• **Information provided**:
......

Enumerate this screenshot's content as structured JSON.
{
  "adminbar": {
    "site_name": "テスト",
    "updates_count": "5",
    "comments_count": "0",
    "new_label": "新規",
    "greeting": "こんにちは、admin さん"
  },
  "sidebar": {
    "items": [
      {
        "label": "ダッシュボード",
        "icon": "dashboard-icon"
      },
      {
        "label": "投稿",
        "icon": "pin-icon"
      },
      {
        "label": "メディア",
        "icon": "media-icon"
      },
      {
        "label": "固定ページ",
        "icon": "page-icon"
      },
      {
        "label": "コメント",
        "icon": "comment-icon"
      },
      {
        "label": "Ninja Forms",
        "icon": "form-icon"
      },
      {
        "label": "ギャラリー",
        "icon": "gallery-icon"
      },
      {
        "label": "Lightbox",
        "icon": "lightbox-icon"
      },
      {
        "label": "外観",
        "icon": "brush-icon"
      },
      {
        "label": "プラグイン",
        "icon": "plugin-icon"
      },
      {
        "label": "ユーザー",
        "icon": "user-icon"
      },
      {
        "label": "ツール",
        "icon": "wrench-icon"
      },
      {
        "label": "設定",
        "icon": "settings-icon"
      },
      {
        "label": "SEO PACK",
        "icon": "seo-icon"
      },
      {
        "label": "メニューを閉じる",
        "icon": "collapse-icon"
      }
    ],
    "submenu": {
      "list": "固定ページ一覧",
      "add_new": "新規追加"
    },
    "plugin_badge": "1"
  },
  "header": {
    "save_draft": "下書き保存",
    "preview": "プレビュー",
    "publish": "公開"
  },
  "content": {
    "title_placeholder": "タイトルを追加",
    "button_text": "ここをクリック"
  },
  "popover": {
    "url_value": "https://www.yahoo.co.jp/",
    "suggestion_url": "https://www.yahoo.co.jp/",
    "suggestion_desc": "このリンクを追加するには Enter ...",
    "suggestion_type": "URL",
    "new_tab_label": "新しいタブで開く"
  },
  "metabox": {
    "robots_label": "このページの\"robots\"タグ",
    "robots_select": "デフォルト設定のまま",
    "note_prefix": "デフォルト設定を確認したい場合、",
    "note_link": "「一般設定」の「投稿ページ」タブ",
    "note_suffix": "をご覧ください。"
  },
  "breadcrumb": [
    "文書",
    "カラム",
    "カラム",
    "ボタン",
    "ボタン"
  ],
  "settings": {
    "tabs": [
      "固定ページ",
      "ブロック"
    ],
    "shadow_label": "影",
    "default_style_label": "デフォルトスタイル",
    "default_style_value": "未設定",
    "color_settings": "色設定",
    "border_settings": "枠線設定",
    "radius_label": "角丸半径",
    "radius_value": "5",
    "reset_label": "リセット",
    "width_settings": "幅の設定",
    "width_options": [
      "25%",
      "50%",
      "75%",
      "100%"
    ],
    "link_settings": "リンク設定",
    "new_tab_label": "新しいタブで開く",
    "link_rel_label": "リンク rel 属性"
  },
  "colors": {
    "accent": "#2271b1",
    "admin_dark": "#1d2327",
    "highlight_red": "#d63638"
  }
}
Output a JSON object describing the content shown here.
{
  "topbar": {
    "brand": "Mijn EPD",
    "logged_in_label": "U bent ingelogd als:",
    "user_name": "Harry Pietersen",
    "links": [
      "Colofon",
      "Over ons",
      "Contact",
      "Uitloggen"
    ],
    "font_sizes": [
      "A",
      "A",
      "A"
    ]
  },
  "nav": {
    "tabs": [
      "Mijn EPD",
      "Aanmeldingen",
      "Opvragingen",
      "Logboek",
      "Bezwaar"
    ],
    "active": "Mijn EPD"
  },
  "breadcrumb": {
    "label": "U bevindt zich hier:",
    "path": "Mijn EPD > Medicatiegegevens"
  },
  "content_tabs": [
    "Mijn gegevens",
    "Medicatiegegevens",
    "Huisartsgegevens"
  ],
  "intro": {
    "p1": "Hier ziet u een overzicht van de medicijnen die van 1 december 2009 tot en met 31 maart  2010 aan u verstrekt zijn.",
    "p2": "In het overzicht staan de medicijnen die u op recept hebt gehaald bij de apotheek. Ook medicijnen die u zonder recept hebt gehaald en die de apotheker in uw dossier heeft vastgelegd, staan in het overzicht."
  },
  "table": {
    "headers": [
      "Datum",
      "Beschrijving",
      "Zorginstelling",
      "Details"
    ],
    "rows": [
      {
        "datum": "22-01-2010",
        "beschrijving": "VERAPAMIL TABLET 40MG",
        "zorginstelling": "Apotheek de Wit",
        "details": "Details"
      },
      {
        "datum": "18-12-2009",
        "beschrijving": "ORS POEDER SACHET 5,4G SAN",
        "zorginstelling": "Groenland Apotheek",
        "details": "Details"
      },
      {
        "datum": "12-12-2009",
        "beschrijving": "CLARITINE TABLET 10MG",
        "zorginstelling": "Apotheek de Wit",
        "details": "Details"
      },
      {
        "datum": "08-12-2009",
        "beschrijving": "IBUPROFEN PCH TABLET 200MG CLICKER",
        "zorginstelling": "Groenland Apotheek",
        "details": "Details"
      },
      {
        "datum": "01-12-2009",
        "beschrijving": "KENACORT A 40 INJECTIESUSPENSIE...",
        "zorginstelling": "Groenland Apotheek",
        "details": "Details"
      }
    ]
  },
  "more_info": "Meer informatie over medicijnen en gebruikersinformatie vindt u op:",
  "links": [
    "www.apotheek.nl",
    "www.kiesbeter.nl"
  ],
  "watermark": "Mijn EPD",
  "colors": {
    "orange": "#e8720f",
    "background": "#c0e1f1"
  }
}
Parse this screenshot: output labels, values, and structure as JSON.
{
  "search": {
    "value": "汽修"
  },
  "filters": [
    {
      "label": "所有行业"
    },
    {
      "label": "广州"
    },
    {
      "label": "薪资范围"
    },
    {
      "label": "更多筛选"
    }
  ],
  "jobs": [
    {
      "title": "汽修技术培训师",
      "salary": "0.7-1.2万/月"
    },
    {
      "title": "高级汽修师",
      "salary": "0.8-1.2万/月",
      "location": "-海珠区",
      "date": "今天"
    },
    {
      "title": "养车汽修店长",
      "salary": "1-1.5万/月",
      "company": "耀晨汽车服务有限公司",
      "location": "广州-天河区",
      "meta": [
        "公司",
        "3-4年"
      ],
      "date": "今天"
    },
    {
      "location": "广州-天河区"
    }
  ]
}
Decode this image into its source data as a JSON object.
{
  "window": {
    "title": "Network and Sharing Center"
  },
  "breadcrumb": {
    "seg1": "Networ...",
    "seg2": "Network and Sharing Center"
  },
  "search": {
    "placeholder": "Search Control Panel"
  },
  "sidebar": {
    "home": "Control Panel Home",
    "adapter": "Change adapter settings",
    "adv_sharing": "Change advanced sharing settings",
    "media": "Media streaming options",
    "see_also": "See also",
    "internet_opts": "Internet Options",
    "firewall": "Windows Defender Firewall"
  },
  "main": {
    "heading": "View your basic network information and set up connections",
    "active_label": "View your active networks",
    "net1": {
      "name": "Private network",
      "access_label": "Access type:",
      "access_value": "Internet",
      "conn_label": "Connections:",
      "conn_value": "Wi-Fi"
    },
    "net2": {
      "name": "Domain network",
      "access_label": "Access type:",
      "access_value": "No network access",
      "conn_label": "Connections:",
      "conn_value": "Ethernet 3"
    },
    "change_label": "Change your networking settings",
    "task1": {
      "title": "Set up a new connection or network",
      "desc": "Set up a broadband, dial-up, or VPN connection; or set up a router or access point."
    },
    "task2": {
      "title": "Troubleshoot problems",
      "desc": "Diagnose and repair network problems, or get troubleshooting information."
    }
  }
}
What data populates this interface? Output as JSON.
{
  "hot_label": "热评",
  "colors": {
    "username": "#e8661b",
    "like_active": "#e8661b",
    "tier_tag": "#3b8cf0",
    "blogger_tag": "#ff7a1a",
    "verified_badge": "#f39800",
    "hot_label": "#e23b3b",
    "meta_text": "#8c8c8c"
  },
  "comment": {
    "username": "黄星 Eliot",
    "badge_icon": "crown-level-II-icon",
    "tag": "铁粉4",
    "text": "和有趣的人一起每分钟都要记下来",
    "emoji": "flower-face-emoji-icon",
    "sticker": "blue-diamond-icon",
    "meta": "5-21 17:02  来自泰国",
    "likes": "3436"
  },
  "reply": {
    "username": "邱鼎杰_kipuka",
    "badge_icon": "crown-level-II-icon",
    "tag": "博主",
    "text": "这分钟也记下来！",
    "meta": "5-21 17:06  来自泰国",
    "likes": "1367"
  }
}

......

• **To be done**:
Within the entries above, how many lines contain "Mijn"? Respond with the number only.

• **Exercise answer**:
6